* begin RECORDS PROVIDED *
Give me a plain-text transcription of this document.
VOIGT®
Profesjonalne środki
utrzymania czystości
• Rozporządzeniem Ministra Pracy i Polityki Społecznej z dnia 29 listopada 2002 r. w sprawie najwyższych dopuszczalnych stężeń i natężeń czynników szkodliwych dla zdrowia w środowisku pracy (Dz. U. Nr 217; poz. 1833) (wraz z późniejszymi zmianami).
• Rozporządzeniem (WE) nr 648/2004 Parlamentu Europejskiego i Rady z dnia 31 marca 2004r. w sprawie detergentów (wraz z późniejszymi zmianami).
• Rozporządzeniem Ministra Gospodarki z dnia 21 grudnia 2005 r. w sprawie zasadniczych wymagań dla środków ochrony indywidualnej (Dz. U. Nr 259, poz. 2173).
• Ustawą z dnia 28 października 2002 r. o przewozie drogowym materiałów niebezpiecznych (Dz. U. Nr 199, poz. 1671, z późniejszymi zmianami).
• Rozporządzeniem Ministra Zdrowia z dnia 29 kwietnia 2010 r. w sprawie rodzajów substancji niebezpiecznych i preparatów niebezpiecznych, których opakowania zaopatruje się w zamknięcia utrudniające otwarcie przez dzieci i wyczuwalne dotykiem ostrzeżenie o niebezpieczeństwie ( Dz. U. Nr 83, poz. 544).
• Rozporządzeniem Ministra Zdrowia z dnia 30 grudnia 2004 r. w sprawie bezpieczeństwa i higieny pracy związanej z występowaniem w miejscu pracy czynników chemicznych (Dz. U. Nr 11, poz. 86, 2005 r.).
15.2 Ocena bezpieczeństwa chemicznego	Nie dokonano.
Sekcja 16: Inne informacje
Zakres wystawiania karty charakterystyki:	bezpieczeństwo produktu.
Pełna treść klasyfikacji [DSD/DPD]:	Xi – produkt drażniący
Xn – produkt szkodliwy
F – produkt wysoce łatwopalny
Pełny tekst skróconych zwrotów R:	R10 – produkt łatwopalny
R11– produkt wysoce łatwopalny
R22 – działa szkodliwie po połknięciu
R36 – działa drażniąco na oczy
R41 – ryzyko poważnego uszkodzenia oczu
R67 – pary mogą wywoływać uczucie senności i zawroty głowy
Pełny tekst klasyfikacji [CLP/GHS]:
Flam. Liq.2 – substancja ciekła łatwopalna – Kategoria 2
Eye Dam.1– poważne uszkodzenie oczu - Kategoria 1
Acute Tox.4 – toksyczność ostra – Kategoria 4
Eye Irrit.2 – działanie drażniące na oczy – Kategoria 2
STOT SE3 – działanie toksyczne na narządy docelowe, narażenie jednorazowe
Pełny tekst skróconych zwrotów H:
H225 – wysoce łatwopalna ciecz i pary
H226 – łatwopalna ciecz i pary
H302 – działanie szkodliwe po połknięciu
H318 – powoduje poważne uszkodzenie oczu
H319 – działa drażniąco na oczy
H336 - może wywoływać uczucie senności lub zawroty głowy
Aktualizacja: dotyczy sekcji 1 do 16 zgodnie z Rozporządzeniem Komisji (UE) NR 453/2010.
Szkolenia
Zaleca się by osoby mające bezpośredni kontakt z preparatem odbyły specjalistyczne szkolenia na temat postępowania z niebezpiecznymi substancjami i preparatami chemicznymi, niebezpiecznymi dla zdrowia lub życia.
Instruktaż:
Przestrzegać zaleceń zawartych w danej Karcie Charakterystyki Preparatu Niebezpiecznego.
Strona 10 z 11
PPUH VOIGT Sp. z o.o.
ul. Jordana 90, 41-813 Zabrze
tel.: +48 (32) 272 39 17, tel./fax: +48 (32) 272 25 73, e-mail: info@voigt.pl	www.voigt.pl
* end RECORDS PROVIDED *
INSTRUCTION
Recopy all the lines exactly as they appear.

CORRECT RESULT
Give me a plain-text transcription of this document.
VOIGT®
Profesjonalne środki
utrzymania czystości
• Rozporządzeniem Ministra Pracy i Polityki Społecznej z dnia 29 listopada 2002 r. w sprawie najwyższych dopuszczalnych stężeń i natężeń czynników szkodliwych dla zdrowia w środowisku pracy (Dz. U. Nr 217; poz. 1833) (wraz z późniejszymi zmianami).
• Rozporządzeniem (WE) nr 648/2004 Parlamentu Europejskiego i Rady z dnia 31 marca 2004r. w sprawie detergentów (wraz z późniejszymi zmianami).
• Rozporządzeniem Ministra Gospodarki z dnia 21 grudnia 2005 r. w sprawie zasadniczych wymagań dla środków ochrony indywidualnej (Dz. U. Nr 259, poz. 2173).
• Ustawą z dnia 28 października 2002 r. o przewozie drogowym materiałów niebezpiecznych (Dz. U. Nr 199, poz. 1671, z późniejszymi zmianami).
• Rozporządzeniem Ministra Zdrowia z dnia 29 kwietnia 2010 r. w sprawie rodzajów substancji niebezpiecznych i preparatów niebezpiecznych, których opakowania zaopatruje się w zamknięcia utrudniające otwarcie przez dzieci i wyczuwalne dotykiem ostrzeżenie o niebezpieczeństwie ( Dz. U. Nr 83, poz. 544).
• Rozporządzeniem Ministra Zdrowia z dnia 30 grudnia 2004 r. w sprawie bezpieczeństwa i higieny pracy związanej z występowaniem w miejscu pracy czynników chemicznych (Dz. U. Nr 11, poz. 86, 2005 r.).
15.2 Ocena bezpieczeństwa chemicznego	Nie dokonano.
Sekcja 16: Inne informacje
Zakres wystawiania karty charakterystyki:	bezpieczeństwo produktu.
Pełna treść klasyfikacji [DSD/DPD]:	Xi – produkt drażniący
Xn – produkt szkodliwy
F – produkt wysoce łatwopalny
Pełny tekst skróconych zwrotów R:	R10 – produkt łatwopalny
R11– produkt wysoce łatwopalny
R22 – działa szkodliwie po połknięciu
R36 – działa drażniąco na oczy
R41 – ryzyko poważnego uszkodzenia oczu
R67 – pary mogą wywoływać uczucie senności i zawroty głowy
Pełny tekst klasyfikacji [CLP/GHS]:
Flam. Liq.2 – substancja ciekła łatwopalna – Kategoria 2
Eye Dam.1– poważne uszkodzenie oczu - Kategoria 1
Acute Tox.4 – toksyczność ostra – Kategoria 4
Eye Irrit.2 – działanie drażniące na oczy – Kategoria 2
STOT SE3 – działanie toksyczne na narządy docelowe, narażenie jednorazowe
Pełny tekst skróconych zwrotów H:
H225 – wysoce łatwopalna ciecz i pary
H226 – łatwopalna ciecz i pary
H302 – działanie szkodliwe po połknięciu
H318 – powoduje poważne uszkodzenie oczu
H319 – działa drażniąco na oczy
H336 - może wywoływać uczucie senności lub zawroty głowy
Aktualizacja: dotyczy sekcji 1 do 16 zgodnie z Rozporządzeniem Komisji (UE) NR 453/2010.
Szkolenia
Zaleca się by osoby mające bezpośredni kontakt z preparatem odbyły specjalistyczne szkolenia na temat postępowania z niebezpiecznymi substancjami i preparatami chemicznymi, niebezpiecznymi dla zdrowia lub życia.
Instruktaż:
Przestrzegać zaleceń zawartych w danej Karcie Charakterystyki Preparatu Niebezpiecznego.
Strona 10 z 11
PPUH VOIGT Sp. z o.o.
ul. Jordana 90, 41-813 Zabrze
tel.: +48 (32) 272 39 17, tel./fax: +48 (32) 272 25 73, e-mail: info@voigt.pl	www.voigt.pl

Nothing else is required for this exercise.